• _REQUIREMENTS_
Return every record verbatim.
* Start *
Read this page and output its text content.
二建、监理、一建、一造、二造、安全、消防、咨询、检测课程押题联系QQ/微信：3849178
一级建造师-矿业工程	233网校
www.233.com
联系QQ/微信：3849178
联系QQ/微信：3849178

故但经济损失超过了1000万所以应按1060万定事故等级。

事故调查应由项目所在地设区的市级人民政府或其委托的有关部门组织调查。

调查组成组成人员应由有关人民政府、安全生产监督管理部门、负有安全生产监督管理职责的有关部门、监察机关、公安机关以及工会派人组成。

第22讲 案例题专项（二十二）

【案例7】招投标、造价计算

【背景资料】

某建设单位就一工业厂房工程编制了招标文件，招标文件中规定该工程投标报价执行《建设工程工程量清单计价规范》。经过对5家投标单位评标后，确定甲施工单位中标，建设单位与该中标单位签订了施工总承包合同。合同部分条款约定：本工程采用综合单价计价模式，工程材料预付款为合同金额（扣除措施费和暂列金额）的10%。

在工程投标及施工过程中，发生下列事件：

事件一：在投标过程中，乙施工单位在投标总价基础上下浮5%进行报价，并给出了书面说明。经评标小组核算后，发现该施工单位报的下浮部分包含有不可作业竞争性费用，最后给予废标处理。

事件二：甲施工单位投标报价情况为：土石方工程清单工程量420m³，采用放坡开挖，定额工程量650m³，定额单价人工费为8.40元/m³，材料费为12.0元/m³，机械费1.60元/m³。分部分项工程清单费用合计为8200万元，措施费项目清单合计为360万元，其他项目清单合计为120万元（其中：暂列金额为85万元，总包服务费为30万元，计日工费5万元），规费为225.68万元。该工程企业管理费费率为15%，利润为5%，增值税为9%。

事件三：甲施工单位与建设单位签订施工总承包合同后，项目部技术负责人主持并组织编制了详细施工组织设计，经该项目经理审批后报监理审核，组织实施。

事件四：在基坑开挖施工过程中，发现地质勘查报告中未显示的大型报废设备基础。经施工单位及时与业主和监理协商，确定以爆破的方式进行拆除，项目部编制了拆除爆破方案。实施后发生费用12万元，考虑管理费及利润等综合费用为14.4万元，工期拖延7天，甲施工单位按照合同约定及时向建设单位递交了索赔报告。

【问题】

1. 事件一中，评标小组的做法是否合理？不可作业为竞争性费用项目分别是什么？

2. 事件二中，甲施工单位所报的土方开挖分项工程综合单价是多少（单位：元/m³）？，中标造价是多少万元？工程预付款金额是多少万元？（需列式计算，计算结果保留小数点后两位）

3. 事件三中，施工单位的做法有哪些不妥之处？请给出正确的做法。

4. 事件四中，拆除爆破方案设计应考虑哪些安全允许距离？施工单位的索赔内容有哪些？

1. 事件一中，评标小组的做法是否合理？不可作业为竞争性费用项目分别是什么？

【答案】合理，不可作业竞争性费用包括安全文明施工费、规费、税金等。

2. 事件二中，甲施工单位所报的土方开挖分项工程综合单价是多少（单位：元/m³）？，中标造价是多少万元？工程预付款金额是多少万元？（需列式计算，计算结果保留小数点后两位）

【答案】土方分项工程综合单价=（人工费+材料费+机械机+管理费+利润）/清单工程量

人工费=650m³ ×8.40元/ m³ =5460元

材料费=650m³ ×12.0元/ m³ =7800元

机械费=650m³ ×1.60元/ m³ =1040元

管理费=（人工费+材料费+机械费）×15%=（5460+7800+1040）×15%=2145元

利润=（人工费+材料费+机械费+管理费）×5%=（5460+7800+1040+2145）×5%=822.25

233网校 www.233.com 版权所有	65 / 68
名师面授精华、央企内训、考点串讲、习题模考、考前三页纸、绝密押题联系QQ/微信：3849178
* End *
• _FINISHED ANSWER_
Read this page and output its text content.
二建、监理、一建、一造、二造、安全、消防、咨询、检测课程押题联系QQ/微信：3849178
一级建造师-矿业工程	233网校
www.233.com
联系QQ/微信：3849178
联系QQ/微信：3849178

故但经济损失超过了1000万所以应按1060万定事故等级。

事故调查应由项目所在地设区的市级人民政府或其委托的有关部门组织调查。

调查组成组成人员应由有关人民政府、安全生产监督管理部门、负有安全生产监督管理职责的有关部门、监察机关、公安机关以及工会派人组成。

第22讲 案例题专项（二十二）

【案例7】招投标、造价计算

【背景资料】

某建设单位就一工业厂房工程编制了招标文件，招标文件中规定该工程投标报价执行《建设工程工程量清单计价规范》。经过对5家投标单位评标后，确定甲施工单位中标，建设单位与该中标单位签订了施工总承包合同。合同部分条款约定：本工程采用综合单价计价模式，工程材料预付款为合同金额（扣除措施费和暂列金额）的10%。

在工程投标及施工过程中，发生下列事件：

事件一：在投标过程中，乙施工单位在投标总价基础上下浮5%进行报价，并给出了书面说明。经评标小组核算后，发现该施工单位报的下浮部分包含有不可作业竞争性费用，最后给予废标处理。

事件二：甲施工单位投标报价情况为：土石方工程清单工程量420m³，采用放坡开挖，定额工程量650m³，定额单价人工费为8.40元/m³，材料费为12.0元/m³，机械费1.60元/m³。分部分项工程清单费用合计为8200万元，措施费项目清单合计为360万元，其他项目清单合计为120万元（其中：暂列金额为85万元，总包服务费为30万元，计日工费5万元），规费为225.68万元。该工程企业管理费费率为15%，利润为5%，增值税为9%。

事件三：甲施工单位与建设单位签订施工总承包合同后，项目部技术负责人主持并组织编制了详细施工组织设计，经该项目经理审批后报监理审核，组织实施。

事件四：在基坑开挖施工过程中，发现地质勘查报告中未显示的大型报废设备基础。经施工单位及时与业主和监理协商，确定以爆破的方式进行拆除，项目部编制了拆除爆破方案。实施后发生费用12万元，考虑管理费及利润等综合费用为14.4万元，工期拖延7天，甲施工单位按照合同约定及时向建设单位递交了索赔报告。

【问题】

1. 事件一中，评标小组的做法是否合理？不可作业为竞争性费用项目分别是什么？

2. 事件二中，甲施工单位所报的土方开挖分项工程综合单价是多少（单位：元/m³）？，中标造价是多少万元？工程预付款金额是多少万元？（需列式计算，计算结果保留小数点后两位）

3. 事件三中，施工单位的做法有哪些不妥之处？请给出正确的做法。

4. 事件四中，拆除爆破方案设计应考虑哪些安全允许距离？施工单位的索赔内容有哪些？

1. 事件一中，评标小组的做法是否合理？不可作业为竞争性费用项目分别是什么？

【答案】合理，不可作业竞争性费用包括安全文明施工费、规费、税金等。

2. 事件二中，甲施工单位所报的土方开挖分项工程综合单价是多少（单位：元/m³）？，中标造价是多少万元？工程预付款金额是多少万元？（需列式计算，计算结果保留小数点后两位）

【答案】土方分项工程综合单价=（人工费+材料费+机械机+管理费+利润）/清单工程量

人工费=650m³ ×8.40元/ m³ =5460元

材料费=650m³ ×12.0元/ m³ =7800元

机械费=650m³ ×1.60元/ m³ =1040元

管理费=（人工费+材料费+机械费）×15%=（5460+7800+1040）×15%=2145元

利润=（人工费+材料费+机械费+管理费）×5%=（5460+7800+1040+2145）×5%=822.25

233网校 www.233.com 版权所有	65 / 68
名师面授精华、央企内训、考点串讲、习题模考、考前三页纸、绝密押题联系QQ/微信：3849178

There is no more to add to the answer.